### What you will do
Gather all lines in the entries that include the word "Wilson".

[Dataset items]
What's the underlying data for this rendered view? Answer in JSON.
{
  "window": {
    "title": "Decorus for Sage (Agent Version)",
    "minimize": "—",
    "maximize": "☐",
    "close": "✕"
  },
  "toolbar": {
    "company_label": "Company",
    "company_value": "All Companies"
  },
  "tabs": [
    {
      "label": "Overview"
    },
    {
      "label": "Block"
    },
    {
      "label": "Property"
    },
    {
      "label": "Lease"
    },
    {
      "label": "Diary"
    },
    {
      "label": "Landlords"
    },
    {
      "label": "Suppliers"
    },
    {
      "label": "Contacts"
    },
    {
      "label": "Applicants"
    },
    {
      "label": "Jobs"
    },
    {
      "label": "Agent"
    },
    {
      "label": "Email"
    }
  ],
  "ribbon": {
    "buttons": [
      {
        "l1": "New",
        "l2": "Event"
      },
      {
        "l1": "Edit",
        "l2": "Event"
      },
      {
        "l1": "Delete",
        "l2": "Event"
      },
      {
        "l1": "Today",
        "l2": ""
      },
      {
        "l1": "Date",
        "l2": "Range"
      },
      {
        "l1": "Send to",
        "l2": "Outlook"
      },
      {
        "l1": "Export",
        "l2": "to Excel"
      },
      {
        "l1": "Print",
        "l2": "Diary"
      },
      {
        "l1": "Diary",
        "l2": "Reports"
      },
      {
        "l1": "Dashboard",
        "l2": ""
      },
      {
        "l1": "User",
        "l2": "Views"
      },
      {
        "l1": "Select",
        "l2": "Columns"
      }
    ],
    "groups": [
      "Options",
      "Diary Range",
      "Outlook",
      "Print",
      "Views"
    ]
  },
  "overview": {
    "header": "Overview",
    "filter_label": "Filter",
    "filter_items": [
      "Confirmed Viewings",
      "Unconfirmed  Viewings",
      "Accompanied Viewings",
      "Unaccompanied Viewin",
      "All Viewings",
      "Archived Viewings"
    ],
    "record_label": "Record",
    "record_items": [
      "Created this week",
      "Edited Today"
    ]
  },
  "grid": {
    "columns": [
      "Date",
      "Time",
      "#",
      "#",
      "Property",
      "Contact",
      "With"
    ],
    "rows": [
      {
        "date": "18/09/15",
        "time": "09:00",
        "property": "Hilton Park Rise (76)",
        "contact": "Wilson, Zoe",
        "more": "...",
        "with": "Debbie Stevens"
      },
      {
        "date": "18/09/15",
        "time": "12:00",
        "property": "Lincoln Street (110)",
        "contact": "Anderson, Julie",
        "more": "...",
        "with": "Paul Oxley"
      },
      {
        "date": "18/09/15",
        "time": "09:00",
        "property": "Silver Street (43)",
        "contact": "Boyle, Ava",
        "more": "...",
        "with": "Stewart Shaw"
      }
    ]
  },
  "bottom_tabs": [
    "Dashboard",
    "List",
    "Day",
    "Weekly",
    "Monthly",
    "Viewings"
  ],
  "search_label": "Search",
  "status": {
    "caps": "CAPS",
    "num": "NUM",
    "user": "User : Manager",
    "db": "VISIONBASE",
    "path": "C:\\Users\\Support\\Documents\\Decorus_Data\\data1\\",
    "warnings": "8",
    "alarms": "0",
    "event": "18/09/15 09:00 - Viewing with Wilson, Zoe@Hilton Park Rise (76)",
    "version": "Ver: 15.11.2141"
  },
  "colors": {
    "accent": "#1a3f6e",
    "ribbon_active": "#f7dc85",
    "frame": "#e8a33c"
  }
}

### Output
        "contact": "Wilson, Zoe",
    "event": "18/09/15 09:00 - Viewing with Wilson, Zoe@Hilton Park Rise (76)",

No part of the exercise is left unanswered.